**WRITTEN INSTRUCTION**. Locate the lines of the listing below that hold "nije", then copy each of them.

────────────────────

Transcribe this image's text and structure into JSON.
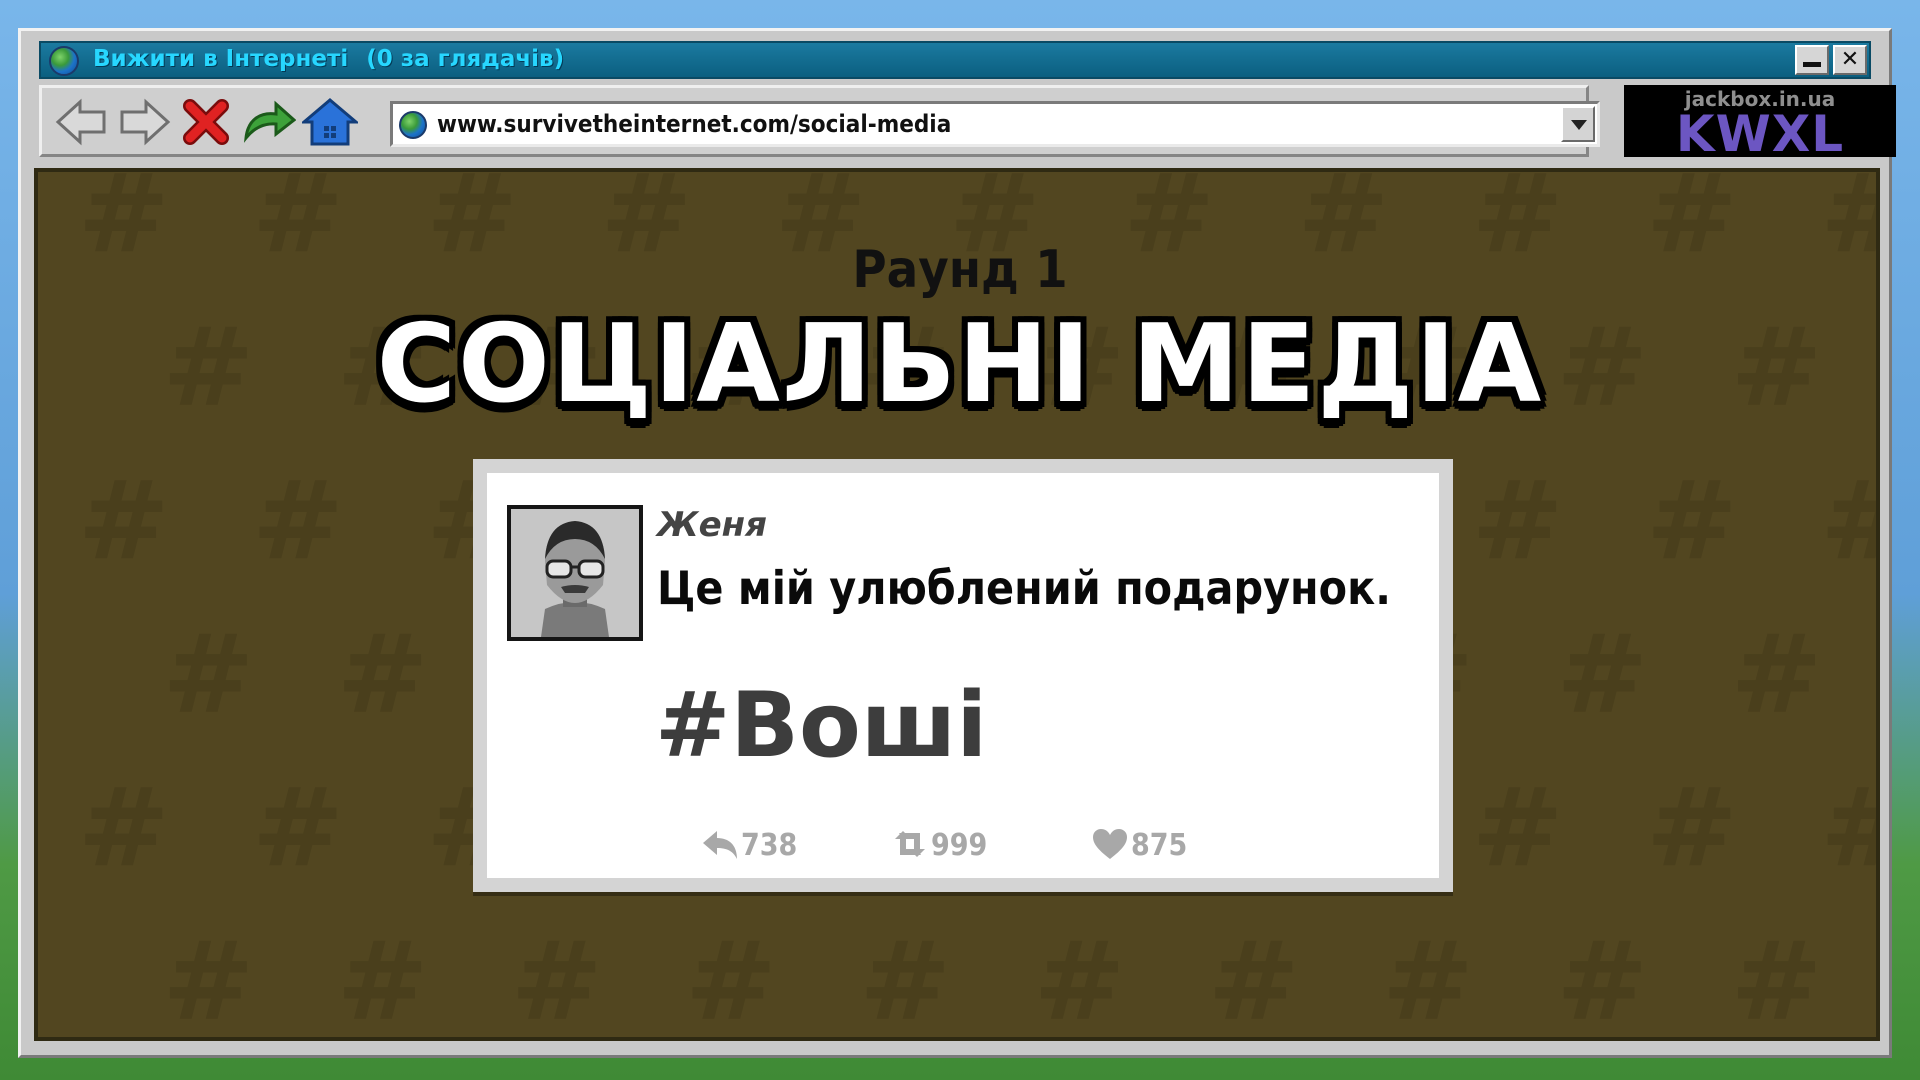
{
  "window": {
    "title": "Вижити в Інтернеті",
    "viewers": "(0 за глядачів)",
    "minimize_label": "",
    "close_label": "✕"
  },
  "toolbar": {
    "icons": [
      "back-arrow-icon",
      "forward-arrow-icon",
      "stop-x-icon",
      "refresh-arrow-icon",
      "home-icon"
    ],
    "url": "www.survivetheinternet.com/social-media"
  },
  "branding": {
    "site": "jackbox.in.ua",
    "logo": "KWXL"
  },
  "screen": {
    "round_label": "Раунд 1",
    "title": "СОЦІАЛЬНІ МЕДІА"
  },
  "post": {
    "username": "Женя",
    "text": "Це мій улюблений подарунок.",
    "hashtag": "#Boші",
    "replies": "738",
    "retweets": "999",
    "likes": "875"
  },
  "colors": {
    "titlebar": "#0b5f80",
    "title_text": "#27d7ff",
    "content_bg": "#564a22",
    "logo_text": "#6c56c2"
  }
}
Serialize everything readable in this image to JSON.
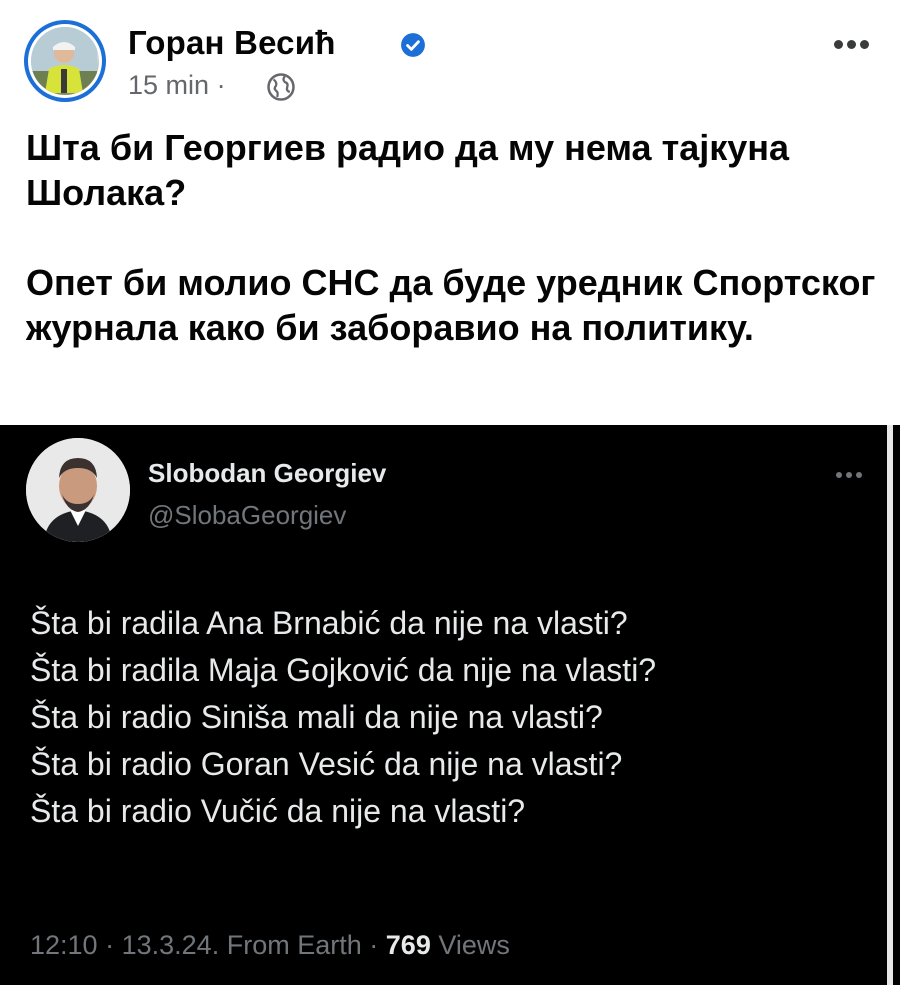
{
  "post": {
    "author_name": "Горан Весић",
    "time": "15 min",
    "separator": "·",
    "verified_icon": "verified-badge-icon",
    "audience_icon": "globe-icon",
    "more_icon": "more-options-icon",
    "paragraphs": [
      "Шта би Георгиев радио да му нема тајкуна Шолака?",
      "Опет би молио СНС да буде уредник Спортског журнала како би заборавио на политику."
    ]
  },
  "tweet": {
    "display_name": "Slobodan Georgiev",
    "handle": "@SlobaGeorgiev",
    "lines": [
      "Šta bi radila Ana Brnabić da nije na vlasti?",
      "Šta bi radila Maja Gojković da nije na vlasti?",
      "Šta bi radio Siniša mali da nije na vlasti?",
      "Šta bi radio Goran Vesić da nije na vlasti?",
      "Šta bi radio Vučić da nije na vlasti?"
    ],
    "footer": {
      "time": "12:10",
      "date": "13.3.24.",
      "source": "From Earth",
      "views_count": "769",
      "views_label": "Views",
      "separator": "·"
    }
  },
  "colors": {
    "fb_blue": "#1b6fd6",
    "tweet_bg": "#000000",
    "tweet_text": "#e7e9ea",
    "tweet_muted": "#71767b"
  }
}
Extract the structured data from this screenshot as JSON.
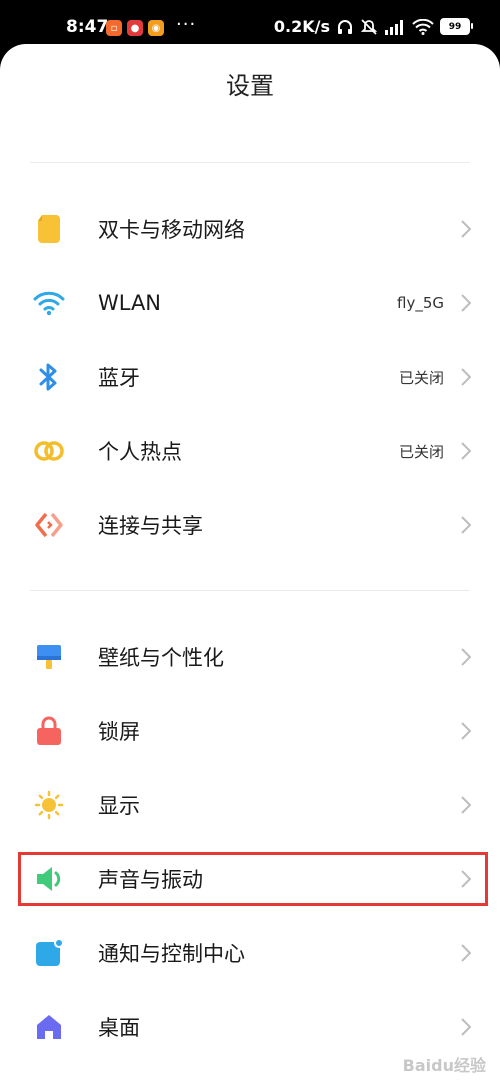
{
  "status_bar": {
    "time": "8:47",
    "more": "···",
    "net_speed": "0.2K/s",
    "battery": "99"
  },
  "page": {
    "title": "设置"
  },
  "section1": [
    {
      "label": "双卡与移动网络",
      "value": "",
      "icon": "sim-card-icon",
      "color": "#F7C235"
    },
    {
      "label": "WLAN",
      "value": "fly_5G",
      "icon": "wifi-icon",
      "color": "#2FA8E8"
    },
    {
      "label": "蓝牙",
      "value": "已关闭",
      "icon": "bluetooth-icon",
      "color": "#2F8FE8"
    },
    {
      "label": "个人热点",
      "value": "已关闭",
      "icon": "hotspot-icon",
      "color": "#F2BE2C"
    },
    {
      "label": "连接与共享",
      "value": "",
      "icon": "connection-share-icon",
      "color": "#F06E4E"
    }
  ],
  "section2": [
    {
      "label": "壁纸与个性化",
      "value": "",
      "icon": "wallpaper-icon",
      "color": "#3E8FF2"
    },
    {
      "label": "锁屏",
      "value": "",
      "icon": "lock-icon",
      "color": "#F5645E"
    },
    {
      "label": "显示",
      "value": "",
      "icon": "brightness-icon",
      "color": "#F7C235"
    },
    {
      "label": "声音与振动",
      "value": "",
      "icon": "speaker-icon",
      "color": "#3FCB7A"
    },
    {
      "label": "通知与控制中心",
      "value": "",
      "icon": "notification-icon",
      "color": "#2FA8E8"
    },
    {
      "label": "桌面",
      "value": "",
      "icon": "home-icon",
      "color": "#6A6BF0"
    }
  ],
  "watermark": "Baidu经验"
}
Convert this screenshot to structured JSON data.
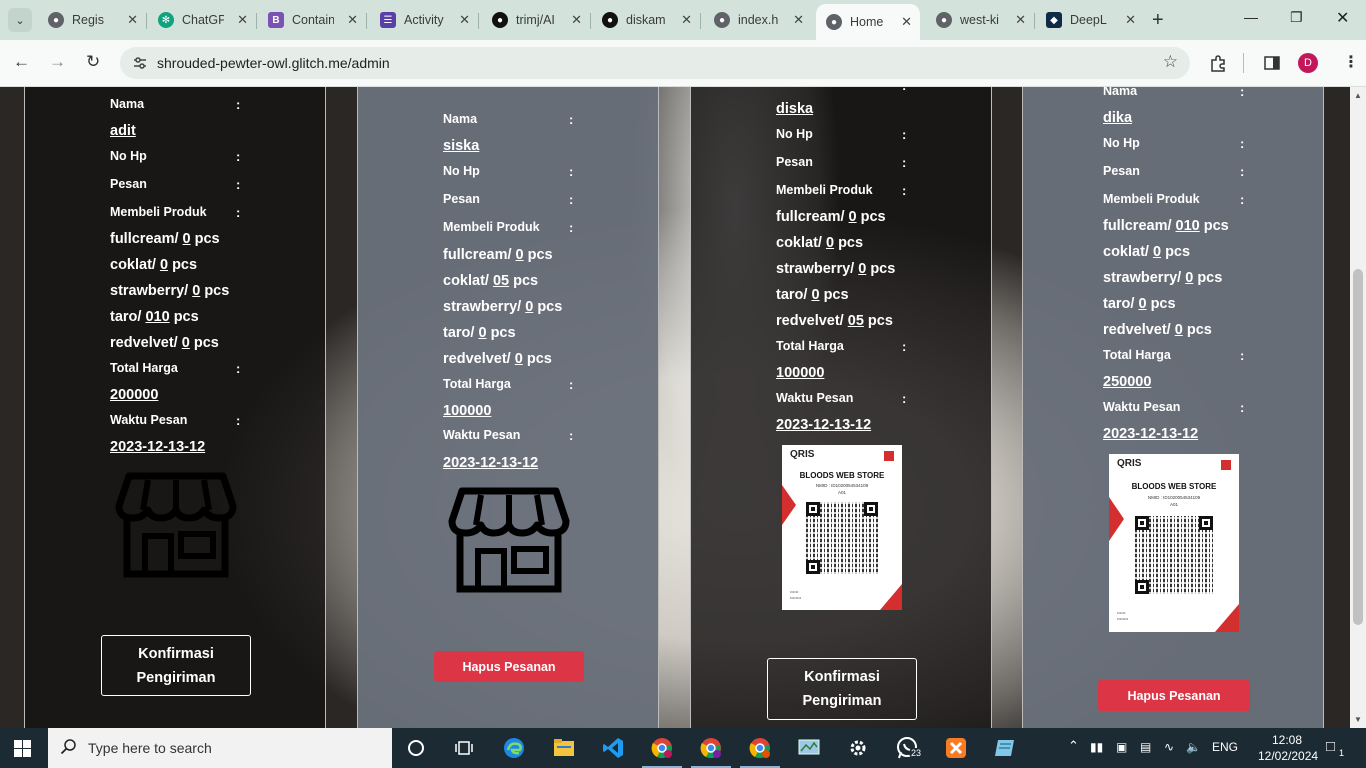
{
  "browser": {
    "tabs": [
      {
        "title": "Regis",
        "favicon": "globe-icon",
        "color": "#5f6368"
      },
      {
        "title": "ChatGP",
        "favicon": "openai-icon",
        "color": "#10a37f"
      },
      {
        "title": "Contain",
        "favicon": "bootstrap-icon",
        "color": "#7952b3"
      },
      {
        "title": "Activity",
        "favicon": "activity-icon",
        "color": "#5b3fa8"
      },
      {
        "title": "trimj/AI",
        "favicon": "github-icon",
        "color": "#111111"
      },
      {
        "title": "diskam",
        "favicon": "github-icon",
        "color": "#111111"
      },
      {
        "title": "index.h",
        "favicon": "globe-icon",
        "color": "#5f6368"
      },
      {
        "title": "Home",
        "favicon": "globe-icon",
        "color": "#5f6368",
        "active": true
      },
      {
        "title": "west-ki",
        "favicon": "globe-icon",
        "color": "#5f6368"
      },
      {
        "title": "DeepL",
        "favicon": "deepl-icon",
        "color": "#0f2b46"
      }
    ],
    "url": "shrouded-pewter-owl.glitch.me/admin",
    "profile_initial": "D"
  },
  "labels": {
    "nama": "Nama",
    "nohp": "No Hp",
    "pesan": "Pesan",
    "membeli": "Membeli Produk",
    "total": "Total Harga",
    "waktu": "Waktu Pesan",
    "colon": ":",
    "pcs": "pcs"
  },
  "products": [
    "fullcream/",
    "coklat/",
    "strawberry/",
    "taro/",
    "redvelvet/"
  ],
  "orders": [
    {
      "nama": "adit",
      "qty": [
        "0",
        "0",
        "0",
        "010",
        "0"
      ],
      "total": "200000",
      "waktu": "2023-12-13-12",
      "image": "store-icon",
      "action": "Konfirmasi Pengiriman"
    },
    {
      "nama": "siska",
      "qty": [
        "0",
        "05",
        "0",
        "0",
        "0"
      ],
      "total": "100000",
      "waktu": "2023-12-13-12",
      "image": "store-icon",
      "action": "Hapus Pesanan"
    },
    {
      "nama": "diska",
      "qty": [
        "0",
        "0",
        "0",
        "0",
        "05"
      ],
      "total": "100000",
      "waktu": "2023-12-13-12",
      "image": "qris-code",
      "action": "Konfirmasi Pengiriman"
    },
    {
      "nama": "dika",
      "qty": [
        "010",
        "0",
        "0",
        "0",
        "0"
      ],
      "total": "250000",
      "waktu": "2023-12-13-12",
      "image": "qris-code",
      "action": "Hapus Pesanan"
    }
  ],
  "qris": {
    "brand": "QRIS",
    "store_name": "BLOODS WEB STORE",
    "nmid": "NMID : ID1020054534109",
    "code": "A01"
  },
  "taskbar": {
    "search_placeholder": "Type here to search",
    "language": "ENG",
    "time": "12:08",
    "date": "12/02/2024",
    "whatsapp_badge": "23",
    "notif_count": "1"
  }
}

────────────────────

**ANSWER**.
      "Šta bi radila Ana Brnabić da nije na vlasti?",
      "Šta bi radila Maja Gojković da nije na vlasti?",
      "Šta bi radio Siniša mali da nije na vlasti?",
      "Šta bi radio Goran Vesić da nije na vlasti?",
      "Šta bi radio Vučić da nije na vlasti?"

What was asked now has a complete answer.